= REQUESTS =
(a) According to the passage on Ken Brown's interview with Professor Tanenbaum, how often is the MINIX home page still visited?
(b) Continue the passage on Ken Brown's interview with Professor Tanenbaum after its final sentence.

= TEXT SHOWN =
+ + + + + + +

Ironically, Professor Tanenbaum's recent comments only recapitulate many of the substantive contradictions regarding the early Linux kernel AdTI decided to discuss in Samizdat. I met with Professor Tanenbaum with the hope of resolving some of these inconsistent and contradictory accounts in the public record.
Funny, I didn't get that Tanenbaum was very conflicted at all. I got from Tanenbaum that he realised that Brown had no idea what he was talking about:
Now Ken Brown shows up and begins asking questions. I quickly determined that he didn't know a thing about the history of UNIX, had never heard of the Salus book, and knew nothing about BSD and the AT&T lawsuit. I started to tell him the history, but he stopped me and said he was more interested in the legal aspects. I said: "Oh you mean about Dennis Ritchie's patent number 4135240 on the setuid bit?" Then I added:"That's not a problem. Bell Labs dedicated the patent." That's when I discovered that (1) he had never heard of the patent, (2) did not know what it meant to dedicate a patent (i.e., put it in the public domain), and (3) really did not know a thing about intellectual property law. He was confused about patents, copyrights, and trademarks. Gratuitously, I asked if he was a lawyer, but it was obvious he was not and he admitted it. At this point I was still thinking he might be a spy from SCO, but if he was, SCO was not getting its money's worth.
He wanted to go on about the ownership issue, but he was also trying to avoid telling me what his real purpose was, so he didn't phrase his questions very well. Finally he asked me if I thought Linus wrote Linux. I said that to the best of my knowledge, Linus wrote the whole kernel himself, but after it was released, other people began improving the kernel, which was very primitive initially, and adding new software to the system--essentially the same development model as MINIX. Then he began to focus on this, with questions like: "Didn't he steal pieces of MINIX without permission." I told him that MINIX had clearly had a huge influence on Linux in many ways, from the layout of the file system to the names in the source tree, but I didn't think Linus had used any of my code. Linus also used MINIX as his development platform initially, but there was nothing wrong with that. He asked if I objected to that and I said no, I didn't, people were free to use it as they wished for noncommercial purposes. Later MINIX was released under the Berkeley license, which freed it up for all purposes. It is still in surprisingly wide use, both for education and in the Third World, where millions of people are happy as a clam to have an old castoff 1-MB 386, on which MINIX runs just fine. The MINIX home page cited above still gets more than 1000 hits a week.

+ + + + + + +

= INFORMATION PROVIDED =
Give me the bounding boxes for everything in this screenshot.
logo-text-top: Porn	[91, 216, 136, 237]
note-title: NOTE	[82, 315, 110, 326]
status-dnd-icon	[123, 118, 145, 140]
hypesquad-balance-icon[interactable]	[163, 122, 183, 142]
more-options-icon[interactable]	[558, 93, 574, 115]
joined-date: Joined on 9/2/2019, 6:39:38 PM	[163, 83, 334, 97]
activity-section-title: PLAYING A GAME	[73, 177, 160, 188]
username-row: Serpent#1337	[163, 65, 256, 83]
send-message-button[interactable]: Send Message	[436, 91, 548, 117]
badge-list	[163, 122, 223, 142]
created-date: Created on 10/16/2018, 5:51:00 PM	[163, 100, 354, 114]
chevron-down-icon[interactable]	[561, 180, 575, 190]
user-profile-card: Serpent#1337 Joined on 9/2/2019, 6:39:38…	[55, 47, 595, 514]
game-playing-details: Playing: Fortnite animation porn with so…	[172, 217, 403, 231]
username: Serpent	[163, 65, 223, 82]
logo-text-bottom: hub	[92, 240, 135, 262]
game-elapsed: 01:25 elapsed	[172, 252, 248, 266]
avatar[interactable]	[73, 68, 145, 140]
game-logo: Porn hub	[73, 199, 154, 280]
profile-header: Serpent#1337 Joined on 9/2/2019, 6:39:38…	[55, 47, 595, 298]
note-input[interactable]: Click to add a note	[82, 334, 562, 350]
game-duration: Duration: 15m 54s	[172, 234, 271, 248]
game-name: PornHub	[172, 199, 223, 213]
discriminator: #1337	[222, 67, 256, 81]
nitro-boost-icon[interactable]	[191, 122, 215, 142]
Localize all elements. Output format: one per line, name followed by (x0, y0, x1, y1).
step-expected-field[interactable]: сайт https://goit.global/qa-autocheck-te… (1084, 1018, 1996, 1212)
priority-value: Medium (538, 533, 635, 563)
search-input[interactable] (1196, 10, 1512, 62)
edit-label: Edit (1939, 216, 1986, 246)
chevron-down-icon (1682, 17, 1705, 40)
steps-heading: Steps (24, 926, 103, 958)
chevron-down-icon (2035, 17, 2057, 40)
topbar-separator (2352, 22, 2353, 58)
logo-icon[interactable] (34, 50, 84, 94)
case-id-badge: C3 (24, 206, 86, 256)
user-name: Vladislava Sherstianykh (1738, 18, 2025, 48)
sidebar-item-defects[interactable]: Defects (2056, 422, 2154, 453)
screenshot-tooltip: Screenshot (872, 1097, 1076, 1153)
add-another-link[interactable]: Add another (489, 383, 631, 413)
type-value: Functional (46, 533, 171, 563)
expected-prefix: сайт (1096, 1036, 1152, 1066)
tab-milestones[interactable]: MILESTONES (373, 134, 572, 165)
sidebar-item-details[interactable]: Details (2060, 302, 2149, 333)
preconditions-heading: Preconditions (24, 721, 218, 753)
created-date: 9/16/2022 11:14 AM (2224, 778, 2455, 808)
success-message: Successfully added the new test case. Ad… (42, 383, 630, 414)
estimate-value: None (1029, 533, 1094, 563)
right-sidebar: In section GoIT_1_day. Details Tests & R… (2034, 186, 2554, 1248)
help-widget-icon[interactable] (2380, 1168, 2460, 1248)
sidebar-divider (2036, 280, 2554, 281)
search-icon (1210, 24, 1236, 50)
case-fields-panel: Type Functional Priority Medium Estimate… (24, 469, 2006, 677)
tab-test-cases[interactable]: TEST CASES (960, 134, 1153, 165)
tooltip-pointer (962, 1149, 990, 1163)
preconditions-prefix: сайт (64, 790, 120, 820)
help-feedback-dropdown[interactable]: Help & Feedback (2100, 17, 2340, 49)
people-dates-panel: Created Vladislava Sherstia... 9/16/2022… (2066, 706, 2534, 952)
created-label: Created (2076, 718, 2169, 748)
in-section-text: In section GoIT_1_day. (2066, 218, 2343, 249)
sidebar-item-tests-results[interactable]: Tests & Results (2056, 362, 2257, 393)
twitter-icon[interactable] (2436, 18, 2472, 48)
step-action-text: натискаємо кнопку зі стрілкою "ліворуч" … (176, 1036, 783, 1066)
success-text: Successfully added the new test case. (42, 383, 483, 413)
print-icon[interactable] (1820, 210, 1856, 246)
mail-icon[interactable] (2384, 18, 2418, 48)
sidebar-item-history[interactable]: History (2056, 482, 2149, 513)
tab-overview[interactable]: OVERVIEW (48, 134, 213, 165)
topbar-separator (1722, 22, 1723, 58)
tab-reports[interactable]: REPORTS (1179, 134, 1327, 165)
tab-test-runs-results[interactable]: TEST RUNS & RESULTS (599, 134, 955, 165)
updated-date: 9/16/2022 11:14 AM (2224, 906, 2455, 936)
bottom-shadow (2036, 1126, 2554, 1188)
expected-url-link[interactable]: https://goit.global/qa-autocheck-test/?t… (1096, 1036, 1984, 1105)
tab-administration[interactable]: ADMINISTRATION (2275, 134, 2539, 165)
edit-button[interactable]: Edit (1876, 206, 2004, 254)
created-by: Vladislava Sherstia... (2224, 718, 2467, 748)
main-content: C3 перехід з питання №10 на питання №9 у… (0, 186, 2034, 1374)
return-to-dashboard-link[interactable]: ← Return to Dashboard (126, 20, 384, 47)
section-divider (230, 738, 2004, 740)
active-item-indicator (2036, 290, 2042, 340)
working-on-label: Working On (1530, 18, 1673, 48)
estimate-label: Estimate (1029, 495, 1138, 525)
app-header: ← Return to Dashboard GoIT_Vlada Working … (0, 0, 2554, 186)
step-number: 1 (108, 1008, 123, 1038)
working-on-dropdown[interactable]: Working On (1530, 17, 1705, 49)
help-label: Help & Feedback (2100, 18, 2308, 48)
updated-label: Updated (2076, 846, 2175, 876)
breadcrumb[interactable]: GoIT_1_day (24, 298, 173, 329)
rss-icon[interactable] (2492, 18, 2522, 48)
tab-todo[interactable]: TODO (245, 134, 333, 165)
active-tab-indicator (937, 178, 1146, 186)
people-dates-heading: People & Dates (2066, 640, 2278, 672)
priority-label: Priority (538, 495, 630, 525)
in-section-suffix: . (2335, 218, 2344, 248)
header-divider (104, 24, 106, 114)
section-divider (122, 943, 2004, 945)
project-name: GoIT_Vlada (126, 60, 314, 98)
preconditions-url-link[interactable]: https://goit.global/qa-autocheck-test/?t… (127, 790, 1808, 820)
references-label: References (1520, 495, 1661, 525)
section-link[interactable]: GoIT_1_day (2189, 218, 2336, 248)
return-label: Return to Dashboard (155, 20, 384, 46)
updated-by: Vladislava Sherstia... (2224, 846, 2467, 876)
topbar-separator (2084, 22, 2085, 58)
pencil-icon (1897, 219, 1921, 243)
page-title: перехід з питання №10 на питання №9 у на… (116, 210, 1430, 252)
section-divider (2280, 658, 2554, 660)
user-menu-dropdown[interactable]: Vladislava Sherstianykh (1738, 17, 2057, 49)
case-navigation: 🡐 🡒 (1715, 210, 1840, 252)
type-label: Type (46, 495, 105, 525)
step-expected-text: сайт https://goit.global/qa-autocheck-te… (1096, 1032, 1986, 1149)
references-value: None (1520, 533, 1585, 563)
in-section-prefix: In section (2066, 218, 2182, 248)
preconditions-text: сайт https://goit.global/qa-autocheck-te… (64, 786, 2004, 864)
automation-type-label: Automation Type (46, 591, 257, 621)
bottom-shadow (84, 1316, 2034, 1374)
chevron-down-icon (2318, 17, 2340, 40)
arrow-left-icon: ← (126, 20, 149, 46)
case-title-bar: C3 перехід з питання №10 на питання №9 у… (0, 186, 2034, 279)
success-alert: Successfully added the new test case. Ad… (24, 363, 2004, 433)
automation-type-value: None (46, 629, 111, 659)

+ + + + + + +

= OUTPUTS BY TASK =
(a) It still gets more than 1000 hits a week.

(b)
Finally, Brown began to focus sharply. He kept asking, in different forms, how one person could write an operating system all by himself. He simply didn't believe that was possible. So I had to give him more history, sigh. To start with, Ken Thompson wrote UNICS for the PDP-7 all by himself. When it was later moved to the PDP-11 and rewritten in C, Dennis Ritchie joined the team, but primarily focused on designing the C language, writing the C compiler, and writing the I/O system and device drivers. Ken wrote nearly all of the kernel himself.
Question #1: Is it likely that a student (Linus Torvalds) with no operating systems experience, a non-Unix licensee, without any use of Minix or Unix source code, could build a functioning kernel in six months -- whereas it took you (Tanenbaum) three years to build Minix?
It seems that Brown doesn't believe that anyone is smart enough to write their own operating system. Well, I know he isn't, but he thinks that someone with "only one year experience of C" wouldn't be able to do the job. Let's focus on this now:
Question #1
Is it likely that a student (Linus Torvalds) with no operating systems experience, a non-Unix licensee, without any use of Minix or Unix source code, could build a functioning kernel in six months -- whereas it took you (Tanenbaum) three years to build Minix?
In Tanenbaum's recent posts(5), he argues (as he told me) that there are "others" that have created Unix clones or operating systems within the same constraints. Tanenbaum's argumentation only increased our doubt about the Torvalds story because the comparisons were too unbelievable. For us to accept Tanenbaum's argument, Linus Torvalds at 21, with one year of C programming, was Doug Comer, an accomplished computer scientist, or smarter than the Coherent team, and of course a better programmer than the good professor too.
Well, I have news for Brown. Version 0.01 of the Linux kernel was crap. It had no file permissions, which only got implemented when Linus nearly wiped the file-partitiion table from his hard-drive:
At one point, Linus had implemented device files in dev, and wanted to dial up the university computer and debug his terminal emulation code again. So he starts his terminal emulator program and tells it to use dev-hda". That should have been dev-ttyS1. Oops. Now his master boot record started with "ATDT" and the university modem pool phone number. I think he implemented permission checking the following day.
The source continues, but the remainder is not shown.